*Directions for this task:* Images are excluded; otherwise, output every record exactly.

*Provided material:*
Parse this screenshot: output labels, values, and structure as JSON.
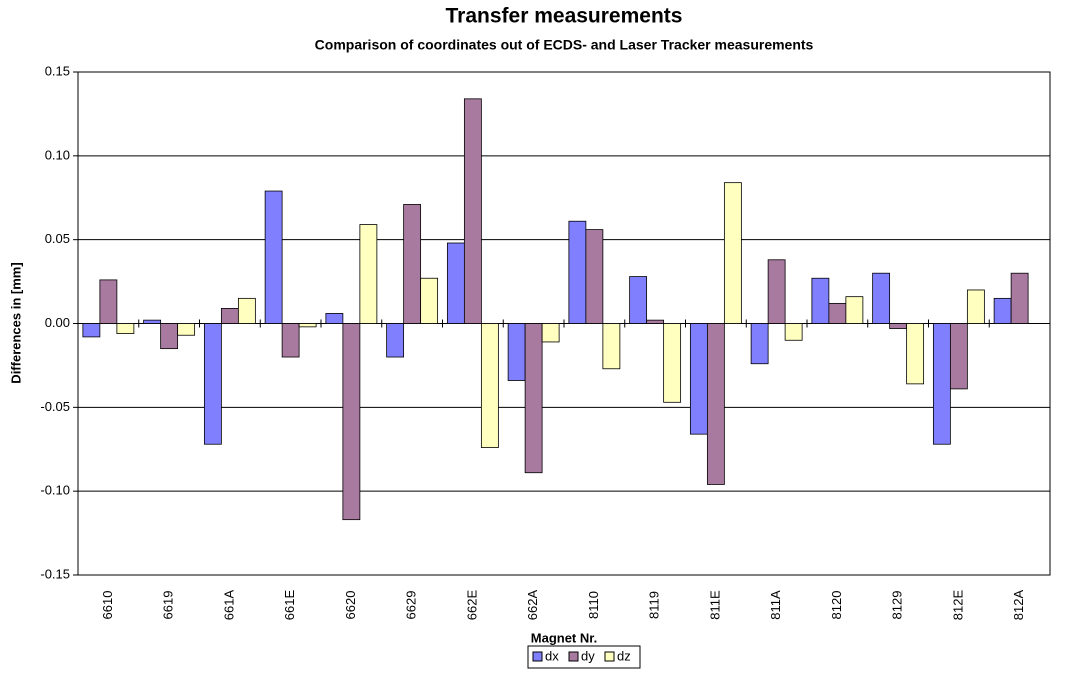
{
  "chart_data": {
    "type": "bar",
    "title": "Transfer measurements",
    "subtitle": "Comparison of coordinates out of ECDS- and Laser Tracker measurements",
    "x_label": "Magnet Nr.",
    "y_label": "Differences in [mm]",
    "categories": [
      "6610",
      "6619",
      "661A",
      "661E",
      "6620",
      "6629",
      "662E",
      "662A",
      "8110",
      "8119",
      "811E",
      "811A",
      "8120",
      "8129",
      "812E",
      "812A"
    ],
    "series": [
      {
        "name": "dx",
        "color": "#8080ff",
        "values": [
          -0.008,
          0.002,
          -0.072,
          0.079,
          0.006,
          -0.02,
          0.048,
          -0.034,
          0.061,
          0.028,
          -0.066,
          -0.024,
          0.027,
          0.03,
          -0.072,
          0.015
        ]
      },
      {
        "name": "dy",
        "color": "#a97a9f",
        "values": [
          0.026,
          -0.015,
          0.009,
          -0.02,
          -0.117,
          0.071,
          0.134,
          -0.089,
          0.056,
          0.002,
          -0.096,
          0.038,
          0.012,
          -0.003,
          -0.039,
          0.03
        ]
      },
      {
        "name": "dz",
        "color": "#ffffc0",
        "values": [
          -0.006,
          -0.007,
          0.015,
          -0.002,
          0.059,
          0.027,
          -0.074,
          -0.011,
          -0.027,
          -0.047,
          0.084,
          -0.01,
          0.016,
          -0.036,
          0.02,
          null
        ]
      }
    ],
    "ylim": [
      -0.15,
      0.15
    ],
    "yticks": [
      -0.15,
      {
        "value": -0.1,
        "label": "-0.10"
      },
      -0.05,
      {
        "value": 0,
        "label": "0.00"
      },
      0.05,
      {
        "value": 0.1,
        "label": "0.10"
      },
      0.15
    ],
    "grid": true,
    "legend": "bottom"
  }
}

*Solved problem:*
Parse this screenshot: output labels, values, and structure as JSON.
{
  "chart_data": {
    "type": "bar",
    "title": "Transfer measurements",
    "subtitle": "Comparison of coordinates out of ECDS- and Laser Tracker measurements",
    "x_label": "Magnet Nr.",
    "y_label": "Differences in [mm]",
    "categories": [
      "6610",
      "6619",
      "661A",
      "661E",
      "6620",
      "6629",
      "662E",
      "662A",
      "8110",
      "8119",
      "811E",
      "811A",
      "8120",
      "8129",
      "812E",
      "812A"
    ],
    "series": [
      {
        "name": "dx",
        "color": "#8080ff",
        "values": [
          -0.008,
          0.002,
          -0.072,
          0.079,
          0.006,
          -0.02,
          0.048,
          -0.034,
          0.061,
          0.028,
          -0.066,
          -0.024,
          0.027,
          0.03,
          -0.072,
          0.015
        ]
      },
      {
        "name": "dy",
        "color": "#a97a9f",
        "values": [
          0.026,
          -0.015,
          0.009,
          -0.02,
          -0.117,
          0.071,
          0.134,
          -0.089,
          0.056,
          0.002,
          -0.096,
          0.038,
          0.012,
          -0.003,
          -0.039,
          0.03
        ]
      },
      {
        "name": "dz",
        "color": "#ffffc0",
        "values": [
          -0.006,
          -0.007,
          0.015,
          -0.002,
          0.059,
          0.027,
          -0.074,
          -0.011,
          -0.027,
          -0.047,
          0.084,
          -0.01,
          0.016,
          -0.036,
          0.02,
          null
        ]
      }
    ],
    "ylim": [
      -0.15,
      0.15
    ],
    "yticks": [
      -0.15,
      {
        "value": -0.1,
        "label": "-0.10"
      },
      -0.05,
      {
        "value": 0,
        "label": "0.00"
      },
      0.05,
      {
        "value": 0.1,
        "label": "0.10"
      },
      0.15
    ],
    "grid": true,
    "legend": "bottom"
  }
}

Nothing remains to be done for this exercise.